Return the lines below verbatim, omitting the pictures.

* _Listed entries_
* * * *

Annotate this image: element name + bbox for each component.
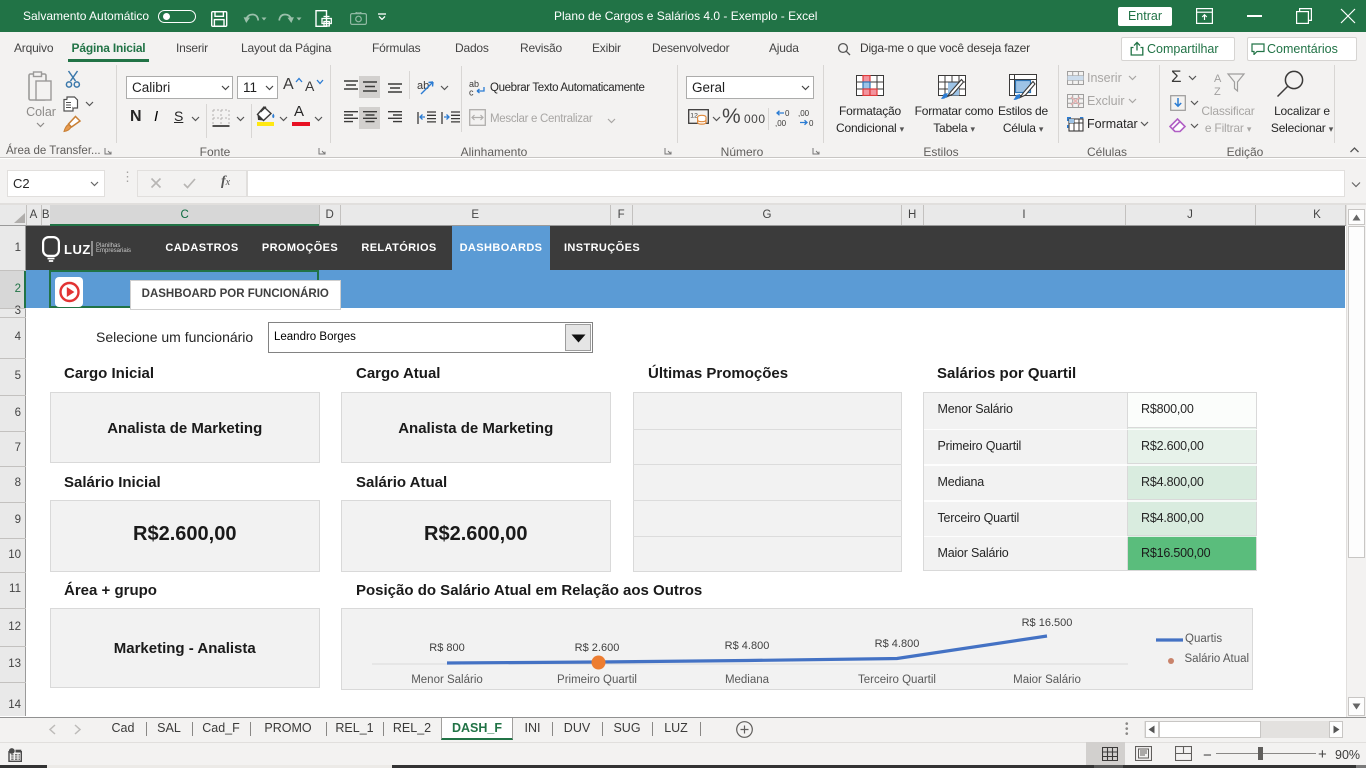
svg-text:0: 0 bbox=[785, 109, 790, 118]
svg-text:Z: Z bbox=[1214, 86, 1221, 97]
svg-text:A: A bbox=[1214, 73, 1222, 85]
svg-text:,00: ,00 bbox=[798, 109, 810, 118]
svg-text:0: 0 bbox=[809, 119, 814, 127]
svg-text:12: 12 bbox=[690, 113, 698, 120]
svg-text:ab: ab bbox=[417, 80, 429, 92]
svg-text:,00: ,00 bbox=[775, 119, 787, 127]
svg-text:c: c bbox=[469, 88, 474, 97]
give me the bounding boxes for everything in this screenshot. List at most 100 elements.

* * * *

* _Task solution_
Annotate this image: element name + bbox for each component.
svg-text:0: 0 bbox=[785, 109, 790, 118]
svg-text:Z: Z bbox=[1214, 86, 1221, 97]
svg-text:A: A bbox=[1214, 73, 1222, 85]
svg-text:,00: ,00 bbox=[798, 109, 810, 118]
svg-text:0: 0 bbox=[809, 119, 814, 127]
svg-text:12: 12 bbox=[690, 113, 698, 120]
svg-text:ab: ab bbox=[417, 80, 429, 92]
svg-text:,00: ,00 bbox=[775, 119, 787, 127]
svg-text:c: c bbox=[469, 88, 474, 97]
give me the bounding boxes for everything in this screenshot. List at most 100 elements.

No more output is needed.